**Task details:**
Copy out each of the following lines word for word.
|---|
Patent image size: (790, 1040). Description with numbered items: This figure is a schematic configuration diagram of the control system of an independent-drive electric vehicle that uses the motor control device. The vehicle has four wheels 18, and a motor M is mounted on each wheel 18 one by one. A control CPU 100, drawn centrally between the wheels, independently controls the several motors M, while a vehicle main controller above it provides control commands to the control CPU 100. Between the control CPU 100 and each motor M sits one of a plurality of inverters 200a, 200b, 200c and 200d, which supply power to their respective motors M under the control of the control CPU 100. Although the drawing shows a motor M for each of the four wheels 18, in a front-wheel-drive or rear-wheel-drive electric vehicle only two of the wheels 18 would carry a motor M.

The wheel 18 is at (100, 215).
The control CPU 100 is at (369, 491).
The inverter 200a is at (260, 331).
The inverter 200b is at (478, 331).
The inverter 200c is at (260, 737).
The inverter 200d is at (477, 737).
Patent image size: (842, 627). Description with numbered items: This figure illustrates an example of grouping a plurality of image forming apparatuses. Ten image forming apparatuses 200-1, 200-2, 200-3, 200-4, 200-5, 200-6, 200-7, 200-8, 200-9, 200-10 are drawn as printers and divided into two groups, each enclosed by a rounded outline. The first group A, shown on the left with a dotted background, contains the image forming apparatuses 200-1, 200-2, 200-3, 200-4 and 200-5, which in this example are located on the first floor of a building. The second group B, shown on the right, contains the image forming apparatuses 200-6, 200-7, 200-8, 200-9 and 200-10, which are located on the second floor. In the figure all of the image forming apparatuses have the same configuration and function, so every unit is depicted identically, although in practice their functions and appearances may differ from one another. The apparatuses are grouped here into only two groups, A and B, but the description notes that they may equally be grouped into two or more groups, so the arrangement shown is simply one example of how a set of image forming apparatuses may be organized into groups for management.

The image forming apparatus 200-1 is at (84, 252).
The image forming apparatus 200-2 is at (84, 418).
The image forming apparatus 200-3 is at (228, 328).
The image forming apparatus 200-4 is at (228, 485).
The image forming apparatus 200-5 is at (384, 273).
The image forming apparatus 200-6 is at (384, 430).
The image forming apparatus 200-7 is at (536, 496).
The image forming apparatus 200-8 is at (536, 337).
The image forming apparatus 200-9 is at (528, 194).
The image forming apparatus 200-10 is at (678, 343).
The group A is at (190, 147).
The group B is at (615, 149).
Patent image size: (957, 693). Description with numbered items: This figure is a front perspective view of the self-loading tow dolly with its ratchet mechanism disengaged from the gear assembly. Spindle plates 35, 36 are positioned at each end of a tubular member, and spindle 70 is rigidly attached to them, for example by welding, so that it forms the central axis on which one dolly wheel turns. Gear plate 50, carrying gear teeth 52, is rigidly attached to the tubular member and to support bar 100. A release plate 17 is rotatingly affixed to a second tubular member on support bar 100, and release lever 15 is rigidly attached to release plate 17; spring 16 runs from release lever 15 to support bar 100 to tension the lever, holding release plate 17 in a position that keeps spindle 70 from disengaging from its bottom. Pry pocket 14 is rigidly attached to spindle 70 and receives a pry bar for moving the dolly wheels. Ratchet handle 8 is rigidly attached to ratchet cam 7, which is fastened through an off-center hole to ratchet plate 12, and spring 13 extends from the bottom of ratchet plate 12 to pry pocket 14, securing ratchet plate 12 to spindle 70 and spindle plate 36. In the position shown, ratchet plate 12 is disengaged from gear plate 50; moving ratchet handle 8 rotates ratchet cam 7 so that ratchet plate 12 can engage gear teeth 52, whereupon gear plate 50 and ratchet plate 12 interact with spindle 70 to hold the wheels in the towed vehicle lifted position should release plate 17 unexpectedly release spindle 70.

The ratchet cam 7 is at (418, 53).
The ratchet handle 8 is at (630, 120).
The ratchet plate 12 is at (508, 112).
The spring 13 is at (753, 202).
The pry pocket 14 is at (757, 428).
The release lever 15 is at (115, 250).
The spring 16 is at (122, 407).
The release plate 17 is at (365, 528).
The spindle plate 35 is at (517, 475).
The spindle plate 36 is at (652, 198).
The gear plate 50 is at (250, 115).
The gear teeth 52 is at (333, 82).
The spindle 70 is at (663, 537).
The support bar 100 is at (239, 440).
|---|
**Right answer:**
Patent image size: (790, 1040). Description with numbered items: This figure is a schematic configuration diagram of the control system of an independent-drive electric vehicle that uses the motor control device. The vehicle has four wheels 18, and a motor M is mounted on each wheel 18 one by one. A control CPU 100, drawn centrally between the wheels, independently controls the several motors M, while a vehicle main controller above it provides control commands to the control CPU 100. Between the control CPU 100 and each motor M sits one of a plurality of inverters 200a, 200b, 200c and 200d, which supply power to their respective motors M under the control of the control CPU 100. Although the drawing shows a motor M for each of the four wheels 18, in a front-wheel-drive or rear-wheel-drive electric vehicle only two of the wheels 18 would carry a motor M.

The wheel 18 is at (100, 215).
The control CPU 100 is at (369, 491).
The inverter 200a is at (260, 331).
The inverter 200b is at (478, 331).
The inverter 200c is at (260, 737).
The inverter 200d is at (477, 737).
Patent image size: (842, 627). Description with numbered items: This figure illustrates an example of grouping a plurality of image forming apparatuses. Ten image forming apparatuses 200-1, 200-2, 200-3, 200-4, 200-5, 200-6, 200-7, 200-8, 200-9, 200-10 are drawn as printers and divided into two groups, each enclosed by a rounded outline. The first group A, shown on the left with a dotted background, contains the image forming apparatuses 200-1, 200-2, 200-3, 200-4 and 200-5, which in this example are located on the first floor of a building. The second group B, shown on the right, contains the image forming apparatuses 200-6, 200-7, 200-8, 200-9 and 200-10, which are located on the second floor. In the figure all of the image forming apparatuses have the same configuration and function, so every unit is depicted identically, although in practice their functions and appearances may differ from one another. The apparatuses are grouped here into only two groups, A and B, but the description notes that they may equally be grouped into two or more groups, so the arrangement shown is simply one example of how a set of image forming apparatuses may be organized into groups for management.

The image forming apparatus 200-1 is at (84, 252).
The image forming apparatus 200-2 is at (84, 418).
The image forming apparatus 200-3 is at (228, 328).
The image forming apparatus 200-4 is at (228, 485).
The image forming apparatus 200-5 is at (384, 273).
The image forming apparatus 200-6 is at (384, 430).
The image forming apparatus 200-7 is at (536, 496).
The image forming apparatus 200-8 is at (536, 337).
The image forming apparatus 200-9 is at (528, 194).
The image forming apparatus 200-10 is at (678, 343).
The group A is at (190, 147).
The group B is at (615, 149).
Patent image size: (957, 693). Description with numbered items: This figure is a front perspective view of the self-loading tow dolly with its ratchet mechanism disengaged from the gear assembly. Spindle plates 35, 36 are positioned at each end of a tubular member, and spindle 70 is rigidly attached to them, for example by welding, so that it forms the central axis on which one dolly wheel turns. Gear plate 50, carrying gear teeth 52, is rigidly attached to the tubular member and to support bar 100. A release plate 17 is rotatingly affixed to a second tubular member on support bar 100, and release lever 15 is rigidly attached to release plate 17; spring 16 runs from release lever 15 to support bar 100 to tension the lever, holding release plate 17 in a position that keeps spindle 70 from disengaging from its bottom. Pry pocket 14 is rigidly attached to spindle 70 and receives a pry bar for moving the dolly wheels. Ratchet handle 8 is rigidly attached to ratchet cam 7, which is fastened through an off-center hole to ratchet plate 12, and spring 13 extends from the bottom of ratchet plate 12 to pry pocket 14, securing ratchet plate 12 to spindle 70 and spindle plate 36. In the position shown, ratchet plate 12 is disengaged from gear plate 50; moving ratchet handle 8 rotates ratchet cam 7 so that ratchet plate 12 can engage gear teeth 52, whereupon gear plate 50 and ratchet plate 12 interact with spindle 70 to hold the wheels in the towed vehicle lifted position should release plate 17 unexpectedly release spindle 70.

The ratchet cam 7 is at (418, 53).
The ratchet handle 8 is at (630, 120).
The ratchet plate 12 is at (508, 112).
The spring 13 is at (753, 202).
The pry pocket 14 is at (757, 428).
The release lever 15 is at (115, 250).
The spring 16 is at (122, 407).
The release plate 17 is at (365, 528).
The spindle plate 35 is at (517, 475).
The spindle plate 36 is at (652, 198).
The gear plate 50 is at (250, 115).
The gear teeth 52 is at (333, 82).
The spindle 70 is at (663, 537).
The support bar 100 is at (239, 440).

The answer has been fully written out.